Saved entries

# # # # #

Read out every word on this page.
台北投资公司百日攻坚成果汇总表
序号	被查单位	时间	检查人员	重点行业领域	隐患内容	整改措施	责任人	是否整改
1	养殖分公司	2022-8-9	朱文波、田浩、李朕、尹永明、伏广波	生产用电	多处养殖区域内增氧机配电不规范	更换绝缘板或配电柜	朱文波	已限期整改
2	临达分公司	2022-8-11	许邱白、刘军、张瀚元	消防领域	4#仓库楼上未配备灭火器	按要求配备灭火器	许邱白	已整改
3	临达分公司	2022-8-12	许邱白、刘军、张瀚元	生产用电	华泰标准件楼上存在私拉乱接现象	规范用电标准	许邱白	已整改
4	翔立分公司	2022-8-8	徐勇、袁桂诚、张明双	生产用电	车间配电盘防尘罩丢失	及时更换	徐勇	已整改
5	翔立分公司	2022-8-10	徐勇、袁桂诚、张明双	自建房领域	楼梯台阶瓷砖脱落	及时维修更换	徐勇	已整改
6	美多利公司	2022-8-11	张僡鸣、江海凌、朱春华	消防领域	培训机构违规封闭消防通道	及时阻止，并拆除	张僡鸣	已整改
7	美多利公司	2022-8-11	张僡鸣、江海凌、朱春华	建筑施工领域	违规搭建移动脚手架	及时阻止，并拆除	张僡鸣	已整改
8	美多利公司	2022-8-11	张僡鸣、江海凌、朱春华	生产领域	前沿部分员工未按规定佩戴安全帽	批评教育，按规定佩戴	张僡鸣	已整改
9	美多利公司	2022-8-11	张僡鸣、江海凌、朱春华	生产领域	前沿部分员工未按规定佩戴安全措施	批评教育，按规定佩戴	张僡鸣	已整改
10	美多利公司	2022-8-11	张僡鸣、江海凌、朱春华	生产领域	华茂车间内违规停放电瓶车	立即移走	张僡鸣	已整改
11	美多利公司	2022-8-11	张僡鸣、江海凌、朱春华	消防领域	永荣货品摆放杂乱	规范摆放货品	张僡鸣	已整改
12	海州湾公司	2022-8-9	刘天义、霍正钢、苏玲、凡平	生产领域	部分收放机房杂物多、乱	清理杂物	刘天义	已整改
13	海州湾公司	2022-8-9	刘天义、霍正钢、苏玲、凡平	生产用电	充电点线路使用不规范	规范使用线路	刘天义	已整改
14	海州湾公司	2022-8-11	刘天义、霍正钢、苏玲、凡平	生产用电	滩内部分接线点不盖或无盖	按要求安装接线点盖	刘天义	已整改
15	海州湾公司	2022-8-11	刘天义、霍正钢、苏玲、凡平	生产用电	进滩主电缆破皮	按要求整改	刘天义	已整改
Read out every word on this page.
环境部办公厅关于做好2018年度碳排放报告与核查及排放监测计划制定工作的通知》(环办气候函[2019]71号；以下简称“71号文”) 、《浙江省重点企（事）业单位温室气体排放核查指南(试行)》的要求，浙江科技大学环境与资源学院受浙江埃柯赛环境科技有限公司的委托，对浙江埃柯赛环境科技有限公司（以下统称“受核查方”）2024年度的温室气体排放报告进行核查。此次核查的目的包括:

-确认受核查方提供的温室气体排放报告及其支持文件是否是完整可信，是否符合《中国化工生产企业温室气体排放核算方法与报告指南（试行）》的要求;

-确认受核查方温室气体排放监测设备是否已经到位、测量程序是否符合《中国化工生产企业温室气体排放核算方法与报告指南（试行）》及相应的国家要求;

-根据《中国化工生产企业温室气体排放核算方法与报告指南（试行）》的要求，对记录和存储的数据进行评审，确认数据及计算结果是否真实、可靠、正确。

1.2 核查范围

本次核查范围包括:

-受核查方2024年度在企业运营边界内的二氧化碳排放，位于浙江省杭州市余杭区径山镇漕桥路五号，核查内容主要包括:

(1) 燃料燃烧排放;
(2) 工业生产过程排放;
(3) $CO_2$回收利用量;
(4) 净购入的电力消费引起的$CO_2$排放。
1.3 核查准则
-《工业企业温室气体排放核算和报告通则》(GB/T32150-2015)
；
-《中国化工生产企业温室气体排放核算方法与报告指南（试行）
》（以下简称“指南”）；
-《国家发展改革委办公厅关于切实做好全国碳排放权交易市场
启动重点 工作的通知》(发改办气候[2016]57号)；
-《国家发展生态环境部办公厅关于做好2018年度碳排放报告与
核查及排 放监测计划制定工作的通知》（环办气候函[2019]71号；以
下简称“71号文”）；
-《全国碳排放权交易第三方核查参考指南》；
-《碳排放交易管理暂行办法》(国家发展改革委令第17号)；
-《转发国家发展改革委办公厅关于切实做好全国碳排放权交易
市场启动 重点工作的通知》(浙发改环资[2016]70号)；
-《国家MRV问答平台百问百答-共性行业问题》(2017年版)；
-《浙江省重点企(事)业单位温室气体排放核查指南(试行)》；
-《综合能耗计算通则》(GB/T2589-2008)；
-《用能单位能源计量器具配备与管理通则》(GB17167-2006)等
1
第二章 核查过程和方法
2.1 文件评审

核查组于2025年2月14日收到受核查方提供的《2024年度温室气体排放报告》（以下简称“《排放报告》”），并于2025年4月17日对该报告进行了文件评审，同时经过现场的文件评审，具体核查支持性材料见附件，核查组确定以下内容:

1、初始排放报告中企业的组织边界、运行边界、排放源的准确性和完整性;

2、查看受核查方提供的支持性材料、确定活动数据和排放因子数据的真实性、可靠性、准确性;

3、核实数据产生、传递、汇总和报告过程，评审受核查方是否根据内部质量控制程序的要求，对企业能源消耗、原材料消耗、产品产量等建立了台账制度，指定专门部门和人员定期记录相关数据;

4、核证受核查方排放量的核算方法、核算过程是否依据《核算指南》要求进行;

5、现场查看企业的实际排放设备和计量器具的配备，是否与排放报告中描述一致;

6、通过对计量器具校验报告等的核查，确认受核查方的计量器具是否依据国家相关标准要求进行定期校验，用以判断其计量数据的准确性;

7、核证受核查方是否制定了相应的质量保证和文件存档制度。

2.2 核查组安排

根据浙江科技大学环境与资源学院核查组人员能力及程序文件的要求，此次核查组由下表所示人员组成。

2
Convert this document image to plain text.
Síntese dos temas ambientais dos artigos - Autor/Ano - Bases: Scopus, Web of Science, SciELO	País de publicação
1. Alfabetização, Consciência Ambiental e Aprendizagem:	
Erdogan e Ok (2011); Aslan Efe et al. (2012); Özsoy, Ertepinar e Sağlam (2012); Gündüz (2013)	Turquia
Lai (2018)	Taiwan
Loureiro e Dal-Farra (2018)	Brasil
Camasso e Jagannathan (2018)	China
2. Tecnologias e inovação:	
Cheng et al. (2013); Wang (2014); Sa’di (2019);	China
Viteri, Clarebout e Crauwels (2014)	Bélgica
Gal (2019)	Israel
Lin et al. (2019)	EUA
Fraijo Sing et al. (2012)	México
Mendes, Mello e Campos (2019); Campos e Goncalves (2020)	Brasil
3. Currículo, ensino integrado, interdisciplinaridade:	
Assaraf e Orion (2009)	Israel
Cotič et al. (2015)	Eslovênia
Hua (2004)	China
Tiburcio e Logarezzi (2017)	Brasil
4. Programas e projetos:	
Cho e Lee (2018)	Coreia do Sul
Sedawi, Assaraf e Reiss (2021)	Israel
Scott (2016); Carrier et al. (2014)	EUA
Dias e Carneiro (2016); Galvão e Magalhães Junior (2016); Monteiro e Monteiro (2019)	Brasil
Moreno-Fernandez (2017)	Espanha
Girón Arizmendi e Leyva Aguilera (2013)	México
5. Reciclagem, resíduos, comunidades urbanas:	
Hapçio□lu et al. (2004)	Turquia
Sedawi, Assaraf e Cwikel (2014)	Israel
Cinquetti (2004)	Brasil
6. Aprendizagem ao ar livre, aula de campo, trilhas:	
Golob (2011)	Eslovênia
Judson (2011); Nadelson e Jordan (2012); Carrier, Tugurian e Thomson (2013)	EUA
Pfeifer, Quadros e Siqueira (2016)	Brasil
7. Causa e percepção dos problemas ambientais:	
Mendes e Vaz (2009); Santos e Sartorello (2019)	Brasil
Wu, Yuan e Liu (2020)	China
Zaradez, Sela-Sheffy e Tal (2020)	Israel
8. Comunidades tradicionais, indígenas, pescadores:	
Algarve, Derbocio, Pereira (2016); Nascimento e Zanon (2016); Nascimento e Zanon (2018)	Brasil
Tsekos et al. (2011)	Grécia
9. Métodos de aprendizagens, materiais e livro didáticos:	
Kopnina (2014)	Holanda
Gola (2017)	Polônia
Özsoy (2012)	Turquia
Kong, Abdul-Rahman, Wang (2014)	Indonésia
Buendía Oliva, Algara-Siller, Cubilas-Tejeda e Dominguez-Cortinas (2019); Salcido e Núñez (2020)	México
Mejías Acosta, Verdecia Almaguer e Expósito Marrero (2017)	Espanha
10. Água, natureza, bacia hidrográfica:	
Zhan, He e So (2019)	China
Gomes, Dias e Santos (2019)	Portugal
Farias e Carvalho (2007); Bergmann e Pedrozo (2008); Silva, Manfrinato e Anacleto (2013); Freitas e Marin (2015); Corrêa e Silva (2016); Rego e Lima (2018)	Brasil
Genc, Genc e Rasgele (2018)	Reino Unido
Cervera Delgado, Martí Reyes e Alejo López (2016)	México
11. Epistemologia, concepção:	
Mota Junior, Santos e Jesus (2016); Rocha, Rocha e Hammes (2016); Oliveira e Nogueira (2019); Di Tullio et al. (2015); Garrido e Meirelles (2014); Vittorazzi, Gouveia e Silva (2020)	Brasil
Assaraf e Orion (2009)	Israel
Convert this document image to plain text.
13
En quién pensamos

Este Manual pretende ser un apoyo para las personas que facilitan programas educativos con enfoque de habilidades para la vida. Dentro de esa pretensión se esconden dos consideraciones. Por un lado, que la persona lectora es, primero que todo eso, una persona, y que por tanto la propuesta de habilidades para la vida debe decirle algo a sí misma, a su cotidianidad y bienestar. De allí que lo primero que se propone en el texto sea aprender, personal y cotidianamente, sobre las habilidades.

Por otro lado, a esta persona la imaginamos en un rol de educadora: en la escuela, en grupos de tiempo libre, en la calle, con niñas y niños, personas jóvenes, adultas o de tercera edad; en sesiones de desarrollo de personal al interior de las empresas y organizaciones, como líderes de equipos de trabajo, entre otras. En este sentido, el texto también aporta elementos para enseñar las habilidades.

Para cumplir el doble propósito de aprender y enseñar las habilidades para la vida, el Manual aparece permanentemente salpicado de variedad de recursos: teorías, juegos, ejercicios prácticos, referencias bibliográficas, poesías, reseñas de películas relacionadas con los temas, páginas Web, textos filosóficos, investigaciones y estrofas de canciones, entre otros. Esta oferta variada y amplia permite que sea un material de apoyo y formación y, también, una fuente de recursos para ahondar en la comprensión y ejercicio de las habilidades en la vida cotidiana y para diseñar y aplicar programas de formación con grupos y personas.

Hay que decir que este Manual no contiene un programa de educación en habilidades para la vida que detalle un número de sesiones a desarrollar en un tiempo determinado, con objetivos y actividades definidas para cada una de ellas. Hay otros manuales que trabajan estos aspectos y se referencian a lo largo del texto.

# # # # #

# Aim
Only lines with the word "Eslovênia" should be collected from the material.

# Task solution
Cotič et al. (2015)	Eslovênia
Golob (2011)	Eslovênia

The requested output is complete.